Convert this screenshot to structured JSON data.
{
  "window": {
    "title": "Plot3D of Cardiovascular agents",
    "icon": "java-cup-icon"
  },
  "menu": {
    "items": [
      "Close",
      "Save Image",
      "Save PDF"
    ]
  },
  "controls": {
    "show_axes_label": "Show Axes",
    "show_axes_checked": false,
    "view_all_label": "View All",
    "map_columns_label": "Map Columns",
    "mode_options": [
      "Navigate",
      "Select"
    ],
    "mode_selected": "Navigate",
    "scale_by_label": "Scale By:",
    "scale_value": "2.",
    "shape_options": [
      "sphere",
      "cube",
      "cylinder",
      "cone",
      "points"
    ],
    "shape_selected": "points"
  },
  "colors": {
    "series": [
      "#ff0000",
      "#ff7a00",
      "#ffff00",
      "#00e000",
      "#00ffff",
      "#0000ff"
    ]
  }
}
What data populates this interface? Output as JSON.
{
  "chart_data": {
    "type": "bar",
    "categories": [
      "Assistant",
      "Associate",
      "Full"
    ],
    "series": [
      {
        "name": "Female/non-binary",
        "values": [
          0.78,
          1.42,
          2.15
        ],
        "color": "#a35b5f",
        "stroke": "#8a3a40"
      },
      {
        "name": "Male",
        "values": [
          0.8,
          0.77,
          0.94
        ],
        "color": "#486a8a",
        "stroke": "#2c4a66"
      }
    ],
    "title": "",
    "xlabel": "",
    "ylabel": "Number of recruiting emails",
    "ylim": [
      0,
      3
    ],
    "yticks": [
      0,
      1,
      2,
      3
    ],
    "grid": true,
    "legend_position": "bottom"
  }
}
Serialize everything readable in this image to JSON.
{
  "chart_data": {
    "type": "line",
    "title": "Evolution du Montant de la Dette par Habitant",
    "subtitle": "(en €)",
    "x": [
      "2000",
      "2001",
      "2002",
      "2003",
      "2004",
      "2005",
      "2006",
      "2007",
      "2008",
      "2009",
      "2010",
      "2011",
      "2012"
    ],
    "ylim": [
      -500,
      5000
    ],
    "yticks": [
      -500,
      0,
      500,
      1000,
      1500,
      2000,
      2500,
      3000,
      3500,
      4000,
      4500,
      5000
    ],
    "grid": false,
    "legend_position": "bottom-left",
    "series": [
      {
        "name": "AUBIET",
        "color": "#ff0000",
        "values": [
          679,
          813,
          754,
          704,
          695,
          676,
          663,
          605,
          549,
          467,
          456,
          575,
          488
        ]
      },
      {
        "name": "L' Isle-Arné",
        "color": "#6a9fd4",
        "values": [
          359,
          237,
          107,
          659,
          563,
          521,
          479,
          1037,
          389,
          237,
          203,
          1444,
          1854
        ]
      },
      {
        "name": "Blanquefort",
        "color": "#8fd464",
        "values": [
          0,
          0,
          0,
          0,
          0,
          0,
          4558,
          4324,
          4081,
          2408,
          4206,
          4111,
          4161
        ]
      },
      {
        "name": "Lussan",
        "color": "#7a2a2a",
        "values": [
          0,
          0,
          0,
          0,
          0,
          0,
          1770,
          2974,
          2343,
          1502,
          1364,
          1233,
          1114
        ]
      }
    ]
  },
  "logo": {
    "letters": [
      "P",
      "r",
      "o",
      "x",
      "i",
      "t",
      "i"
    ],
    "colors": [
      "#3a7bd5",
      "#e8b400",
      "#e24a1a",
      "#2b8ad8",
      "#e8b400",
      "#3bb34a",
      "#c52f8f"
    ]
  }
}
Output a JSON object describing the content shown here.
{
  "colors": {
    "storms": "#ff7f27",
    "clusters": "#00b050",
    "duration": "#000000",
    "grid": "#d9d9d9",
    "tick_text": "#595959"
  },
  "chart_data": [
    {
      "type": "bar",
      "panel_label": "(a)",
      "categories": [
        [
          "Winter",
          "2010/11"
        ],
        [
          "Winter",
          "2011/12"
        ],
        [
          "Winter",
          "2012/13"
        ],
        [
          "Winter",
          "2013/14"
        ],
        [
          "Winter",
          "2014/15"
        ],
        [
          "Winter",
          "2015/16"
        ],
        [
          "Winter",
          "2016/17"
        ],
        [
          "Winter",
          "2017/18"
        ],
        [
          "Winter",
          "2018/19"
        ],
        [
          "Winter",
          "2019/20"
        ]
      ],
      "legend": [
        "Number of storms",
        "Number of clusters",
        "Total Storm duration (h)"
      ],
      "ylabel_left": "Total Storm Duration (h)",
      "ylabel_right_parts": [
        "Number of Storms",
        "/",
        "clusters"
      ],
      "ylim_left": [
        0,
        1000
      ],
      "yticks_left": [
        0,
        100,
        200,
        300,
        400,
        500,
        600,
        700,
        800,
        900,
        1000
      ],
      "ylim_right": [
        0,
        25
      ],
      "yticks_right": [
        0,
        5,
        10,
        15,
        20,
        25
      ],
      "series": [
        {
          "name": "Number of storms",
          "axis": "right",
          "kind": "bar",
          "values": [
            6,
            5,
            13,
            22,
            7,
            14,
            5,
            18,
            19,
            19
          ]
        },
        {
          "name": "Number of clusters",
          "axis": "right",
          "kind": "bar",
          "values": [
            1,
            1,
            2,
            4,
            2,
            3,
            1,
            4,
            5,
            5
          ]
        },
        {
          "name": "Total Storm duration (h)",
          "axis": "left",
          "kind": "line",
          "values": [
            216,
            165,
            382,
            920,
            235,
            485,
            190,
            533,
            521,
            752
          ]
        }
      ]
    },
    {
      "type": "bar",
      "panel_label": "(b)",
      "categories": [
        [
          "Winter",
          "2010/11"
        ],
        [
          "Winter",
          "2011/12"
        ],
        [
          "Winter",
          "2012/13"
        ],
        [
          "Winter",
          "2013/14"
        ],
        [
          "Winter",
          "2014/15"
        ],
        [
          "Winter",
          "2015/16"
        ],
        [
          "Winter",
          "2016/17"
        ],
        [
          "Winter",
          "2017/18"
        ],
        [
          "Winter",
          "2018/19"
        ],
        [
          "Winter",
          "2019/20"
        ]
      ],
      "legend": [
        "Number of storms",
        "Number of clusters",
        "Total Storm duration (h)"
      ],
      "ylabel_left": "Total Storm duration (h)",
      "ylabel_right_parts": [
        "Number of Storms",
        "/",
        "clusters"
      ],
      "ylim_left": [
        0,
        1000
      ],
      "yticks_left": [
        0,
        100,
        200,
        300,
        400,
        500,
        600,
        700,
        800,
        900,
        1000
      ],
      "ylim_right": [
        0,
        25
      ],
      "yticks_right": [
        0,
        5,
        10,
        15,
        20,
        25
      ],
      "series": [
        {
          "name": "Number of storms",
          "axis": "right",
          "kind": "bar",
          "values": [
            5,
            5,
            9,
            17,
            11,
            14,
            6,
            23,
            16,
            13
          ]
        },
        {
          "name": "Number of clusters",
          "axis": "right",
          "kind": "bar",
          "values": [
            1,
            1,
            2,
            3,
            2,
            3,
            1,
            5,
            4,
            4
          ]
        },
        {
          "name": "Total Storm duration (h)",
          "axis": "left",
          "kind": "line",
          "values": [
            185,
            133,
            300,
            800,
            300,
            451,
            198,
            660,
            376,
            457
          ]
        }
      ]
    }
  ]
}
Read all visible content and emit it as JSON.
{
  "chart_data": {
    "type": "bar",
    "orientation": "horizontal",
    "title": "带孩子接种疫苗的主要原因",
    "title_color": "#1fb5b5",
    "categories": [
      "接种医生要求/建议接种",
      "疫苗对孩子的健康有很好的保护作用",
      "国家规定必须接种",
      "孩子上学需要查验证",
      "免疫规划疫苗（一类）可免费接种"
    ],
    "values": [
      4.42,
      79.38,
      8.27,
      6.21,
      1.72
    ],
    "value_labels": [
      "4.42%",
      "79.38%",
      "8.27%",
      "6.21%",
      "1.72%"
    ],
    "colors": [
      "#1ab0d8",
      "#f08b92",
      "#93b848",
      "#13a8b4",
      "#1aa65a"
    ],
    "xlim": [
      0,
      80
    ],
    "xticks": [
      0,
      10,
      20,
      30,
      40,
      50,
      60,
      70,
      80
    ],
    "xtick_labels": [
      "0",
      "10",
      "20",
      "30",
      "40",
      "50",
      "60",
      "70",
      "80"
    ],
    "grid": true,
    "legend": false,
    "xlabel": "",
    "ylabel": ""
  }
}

--------------------

WHAT THE TASK ASKS: Where a line in the material above holds "content", copy that line.

RESULT:
Output a JSON object describing the content shown here.
Read all visible content and emit it as JSON.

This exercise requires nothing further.